# RECORDED DATA start
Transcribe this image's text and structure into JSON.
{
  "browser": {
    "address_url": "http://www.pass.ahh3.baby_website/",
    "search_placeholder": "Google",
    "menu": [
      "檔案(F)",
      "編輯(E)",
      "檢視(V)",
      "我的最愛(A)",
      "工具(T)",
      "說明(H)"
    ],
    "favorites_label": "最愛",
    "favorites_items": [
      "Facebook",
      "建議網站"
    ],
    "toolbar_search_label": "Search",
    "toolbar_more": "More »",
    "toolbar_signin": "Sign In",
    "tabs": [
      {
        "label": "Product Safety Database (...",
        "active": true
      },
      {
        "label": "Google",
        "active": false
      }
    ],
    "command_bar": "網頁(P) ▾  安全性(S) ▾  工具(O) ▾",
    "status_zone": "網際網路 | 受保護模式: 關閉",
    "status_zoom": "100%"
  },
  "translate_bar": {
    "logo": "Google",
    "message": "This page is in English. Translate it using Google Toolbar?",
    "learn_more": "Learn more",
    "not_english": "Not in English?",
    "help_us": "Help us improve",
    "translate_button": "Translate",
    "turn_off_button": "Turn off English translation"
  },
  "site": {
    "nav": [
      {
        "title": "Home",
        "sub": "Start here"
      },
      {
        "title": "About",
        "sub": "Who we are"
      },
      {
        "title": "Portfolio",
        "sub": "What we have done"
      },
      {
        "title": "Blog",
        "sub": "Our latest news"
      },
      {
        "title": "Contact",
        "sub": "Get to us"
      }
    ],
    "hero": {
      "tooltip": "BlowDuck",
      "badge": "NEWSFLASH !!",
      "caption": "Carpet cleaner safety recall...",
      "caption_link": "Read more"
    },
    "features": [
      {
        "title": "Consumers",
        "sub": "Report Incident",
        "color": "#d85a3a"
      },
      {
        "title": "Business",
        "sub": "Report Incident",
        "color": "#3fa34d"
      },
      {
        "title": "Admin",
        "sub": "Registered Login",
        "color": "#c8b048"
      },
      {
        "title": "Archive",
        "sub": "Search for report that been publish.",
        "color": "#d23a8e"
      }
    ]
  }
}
# RECORDED DATA end
◆ **INSTRUCTIONS FOR THE TASK**:
Exactly reproduce every line of the records.

◆ **RESPONSE FOR THIS EXERCISE**:
Transcribe this image's text and structure into JSON.
{
  "browser": {
    "address_url": "http://www.pass.ahh3.baby_website/",
    "search_placeholder": "Google",
    "menu": [
      "檔案(F)",
      "編輯(E)",
      "檢視(V)",
      "我的最愛(A)",
      "工具(T)",
      "說明(H)"
    ],
    "favorites_label": "最愛",
    "favorites_items": [
      "Facebook",
      "建議網站"
    ],
    "toolbar_search_label": "Search",
    "toolbar_more": "More »",
    "toolbar_signin": "Sign In",
    "tabs": [
      {
        "label": "Product Safety Database (...",
        "active": true
      },
      {
        "label": "Google",
        "active": false
      }
    ],
    "command_bar": "網頁(P) ▾  安全性(S) ▾  工具(O) ▾",
    "status_zone": "網際網路 | 受保護模式: 關閉",
    "status_zoom": "100%"
  },
  "translate_bar": {
    "logo": "Google",
    "message": "This page is in English. Translate it using Google Toolbar?",
    "learn_more": "Learn more",
    "not_english": "Not in English?",
    "help_us": "Help us improve",
    "translate_button": "Translate",
    "turn_off_button": "Turn off English translation"
  },
  "site": {
    "nav": [
      {
        "title": "Home",
        "sub": "Start here"
      },
      {
        "title": "About",
        "sub": "Who we are"
      },
      {
        "title": "Portfolio",
        "sub": "What we have done"
      },
      {
        "title": "Blog",
        "sub": "Our latest news"
      },
      {
        "title": "Contact",
        "sub": "Get to us"
      }
    ],
    "hero": {
      "tooltip": "BlowDuck",
      "badge": "NEWSFLASH !!",
      "caption": "Carpet cleaner safety recall...",
      "caption_link": "Read more"
    },
    "features": [
      {
        "title": "Consumers",
        "sub": "Report Incident",
        "color": "#d85a3a"
      },
      {
        "title": "Business",
        "sub": "Report Incident",
        "color": "#3fa34d"
      },
      {
        "title": "Admin",
        "sub": "Registered Login",
        "color": "#c8b048"
      },
      {
        "title": "Archive",
        "sub": "Search for report that been publish.",
        "color": "#d23a8e"
      }
    ]
  }
}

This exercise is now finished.